* _Directions for this task_
In the entries below, find every line holding the string "content" and collect it.
# start of The data
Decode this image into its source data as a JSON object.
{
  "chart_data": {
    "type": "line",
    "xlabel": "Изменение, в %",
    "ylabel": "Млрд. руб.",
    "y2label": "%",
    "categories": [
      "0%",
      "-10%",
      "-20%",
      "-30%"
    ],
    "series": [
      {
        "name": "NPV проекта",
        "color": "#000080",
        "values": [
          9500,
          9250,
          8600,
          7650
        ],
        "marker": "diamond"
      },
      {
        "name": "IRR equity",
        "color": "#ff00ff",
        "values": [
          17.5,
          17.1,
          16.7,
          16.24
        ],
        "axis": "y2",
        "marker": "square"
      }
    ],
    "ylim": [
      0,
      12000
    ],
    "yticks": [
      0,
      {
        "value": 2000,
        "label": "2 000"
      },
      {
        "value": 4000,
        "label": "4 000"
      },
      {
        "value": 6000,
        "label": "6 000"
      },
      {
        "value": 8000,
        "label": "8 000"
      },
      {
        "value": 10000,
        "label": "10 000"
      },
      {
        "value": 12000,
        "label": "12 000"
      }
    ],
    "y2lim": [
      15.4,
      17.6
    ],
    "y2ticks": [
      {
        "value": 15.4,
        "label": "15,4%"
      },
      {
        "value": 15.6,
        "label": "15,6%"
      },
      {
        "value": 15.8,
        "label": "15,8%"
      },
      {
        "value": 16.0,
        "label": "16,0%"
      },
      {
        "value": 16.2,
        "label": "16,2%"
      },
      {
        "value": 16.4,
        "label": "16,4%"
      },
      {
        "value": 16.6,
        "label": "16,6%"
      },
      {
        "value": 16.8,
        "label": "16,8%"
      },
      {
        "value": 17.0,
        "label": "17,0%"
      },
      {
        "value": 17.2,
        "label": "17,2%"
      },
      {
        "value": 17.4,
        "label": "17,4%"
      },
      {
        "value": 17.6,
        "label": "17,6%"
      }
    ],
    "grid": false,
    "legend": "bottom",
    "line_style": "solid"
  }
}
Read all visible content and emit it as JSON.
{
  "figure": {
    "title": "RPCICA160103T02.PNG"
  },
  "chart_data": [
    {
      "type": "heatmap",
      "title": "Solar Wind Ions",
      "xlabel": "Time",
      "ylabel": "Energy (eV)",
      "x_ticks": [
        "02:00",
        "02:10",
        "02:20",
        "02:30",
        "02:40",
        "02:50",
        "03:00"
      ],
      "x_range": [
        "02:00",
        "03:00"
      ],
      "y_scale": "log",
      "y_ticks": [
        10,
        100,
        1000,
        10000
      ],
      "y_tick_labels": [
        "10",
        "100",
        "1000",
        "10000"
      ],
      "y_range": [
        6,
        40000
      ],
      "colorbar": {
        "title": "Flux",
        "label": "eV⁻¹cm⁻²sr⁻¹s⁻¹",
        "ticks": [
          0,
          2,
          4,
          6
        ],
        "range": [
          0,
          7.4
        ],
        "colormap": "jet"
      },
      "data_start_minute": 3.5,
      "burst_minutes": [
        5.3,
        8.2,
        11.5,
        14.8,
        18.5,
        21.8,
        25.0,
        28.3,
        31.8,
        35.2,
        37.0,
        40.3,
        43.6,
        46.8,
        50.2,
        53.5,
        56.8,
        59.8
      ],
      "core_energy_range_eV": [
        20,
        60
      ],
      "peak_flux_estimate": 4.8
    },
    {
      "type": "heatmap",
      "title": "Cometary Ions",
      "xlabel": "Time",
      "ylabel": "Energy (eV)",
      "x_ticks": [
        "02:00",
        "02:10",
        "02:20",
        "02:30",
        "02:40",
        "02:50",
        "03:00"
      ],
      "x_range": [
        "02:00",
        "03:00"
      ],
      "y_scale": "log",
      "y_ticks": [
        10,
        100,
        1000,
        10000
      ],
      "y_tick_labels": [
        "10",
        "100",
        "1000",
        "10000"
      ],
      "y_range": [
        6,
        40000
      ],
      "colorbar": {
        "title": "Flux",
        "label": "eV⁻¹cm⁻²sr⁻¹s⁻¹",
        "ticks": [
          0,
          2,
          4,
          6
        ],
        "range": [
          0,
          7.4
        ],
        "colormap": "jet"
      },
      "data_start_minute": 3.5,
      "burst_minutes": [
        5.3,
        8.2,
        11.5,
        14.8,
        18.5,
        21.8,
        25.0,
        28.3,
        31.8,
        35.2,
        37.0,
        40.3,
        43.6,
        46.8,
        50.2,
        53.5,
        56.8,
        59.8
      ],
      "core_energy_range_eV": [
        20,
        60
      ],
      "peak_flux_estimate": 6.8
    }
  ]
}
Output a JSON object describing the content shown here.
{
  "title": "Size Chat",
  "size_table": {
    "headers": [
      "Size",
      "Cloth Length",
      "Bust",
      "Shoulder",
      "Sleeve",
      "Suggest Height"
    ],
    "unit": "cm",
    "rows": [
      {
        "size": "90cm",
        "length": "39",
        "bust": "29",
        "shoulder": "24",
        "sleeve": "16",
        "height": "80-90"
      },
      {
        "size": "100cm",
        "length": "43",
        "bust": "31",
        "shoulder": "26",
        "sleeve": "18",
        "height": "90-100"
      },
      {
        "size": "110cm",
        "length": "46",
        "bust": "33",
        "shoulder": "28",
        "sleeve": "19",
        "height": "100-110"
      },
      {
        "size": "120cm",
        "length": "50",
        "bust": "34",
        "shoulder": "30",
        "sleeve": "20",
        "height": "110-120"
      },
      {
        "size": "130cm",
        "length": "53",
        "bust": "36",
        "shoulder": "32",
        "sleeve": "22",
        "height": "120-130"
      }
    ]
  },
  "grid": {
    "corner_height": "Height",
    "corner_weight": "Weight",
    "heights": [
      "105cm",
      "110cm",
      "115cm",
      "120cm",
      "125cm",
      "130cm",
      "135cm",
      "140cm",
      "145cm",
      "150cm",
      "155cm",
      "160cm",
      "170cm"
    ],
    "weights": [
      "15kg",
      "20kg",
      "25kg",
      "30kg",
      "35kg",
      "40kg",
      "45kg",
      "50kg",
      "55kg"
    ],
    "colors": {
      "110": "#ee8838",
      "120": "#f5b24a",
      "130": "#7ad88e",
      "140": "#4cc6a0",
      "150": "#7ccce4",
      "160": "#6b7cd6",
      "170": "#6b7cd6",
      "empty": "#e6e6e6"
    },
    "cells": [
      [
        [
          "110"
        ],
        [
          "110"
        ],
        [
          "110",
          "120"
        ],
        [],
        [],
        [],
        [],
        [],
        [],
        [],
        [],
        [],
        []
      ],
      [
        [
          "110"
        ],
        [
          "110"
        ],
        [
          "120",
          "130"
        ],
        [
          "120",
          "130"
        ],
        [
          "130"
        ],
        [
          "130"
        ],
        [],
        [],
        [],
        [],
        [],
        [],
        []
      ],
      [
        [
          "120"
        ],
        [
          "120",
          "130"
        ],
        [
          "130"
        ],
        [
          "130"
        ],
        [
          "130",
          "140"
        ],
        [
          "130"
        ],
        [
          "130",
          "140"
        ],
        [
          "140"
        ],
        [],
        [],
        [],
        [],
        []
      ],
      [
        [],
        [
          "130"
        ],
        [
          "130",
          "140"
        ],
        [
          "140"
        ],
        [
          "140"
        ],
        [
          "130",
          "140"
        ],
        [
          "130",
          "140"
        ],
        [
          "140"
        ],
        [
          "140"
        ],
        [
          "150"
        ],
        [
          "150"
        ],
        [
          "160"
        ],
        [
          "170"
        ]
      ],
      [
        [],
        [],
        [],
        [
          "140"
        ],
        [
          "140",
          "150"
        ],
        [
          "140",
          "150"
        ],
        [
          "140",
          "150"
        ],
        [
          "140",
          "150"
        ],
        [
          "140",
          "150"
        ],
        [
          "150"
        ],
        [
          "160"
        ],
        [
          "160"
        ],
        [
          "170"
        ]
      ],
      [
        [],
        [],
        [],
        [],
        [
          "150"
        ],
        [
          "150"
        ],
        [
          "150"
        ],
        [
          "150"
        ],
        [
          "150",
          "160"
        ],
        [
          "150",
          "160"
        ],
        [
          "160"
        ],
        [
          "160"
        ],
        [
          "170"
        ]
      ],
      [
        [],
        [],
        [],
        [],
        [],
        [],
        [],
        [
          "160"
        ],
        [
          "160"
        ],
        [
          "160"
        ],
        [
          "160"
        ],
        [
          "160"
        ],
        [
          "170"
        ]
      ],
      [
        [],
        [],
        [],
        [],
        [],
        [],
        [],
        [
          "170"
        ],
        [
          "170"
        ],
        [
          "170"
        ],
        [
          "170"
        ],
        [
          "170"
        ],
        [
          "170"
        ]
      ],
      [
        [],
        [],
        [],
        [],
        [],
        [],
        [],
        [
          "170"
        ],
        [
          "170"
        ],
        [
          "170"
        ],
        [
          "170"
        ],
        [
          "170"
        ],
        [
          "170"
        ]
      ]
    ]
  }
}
# end of The data
* _Answer to the problem_
Read all visible content and emit it as JSON.
Output a JSON object describing the content shown here.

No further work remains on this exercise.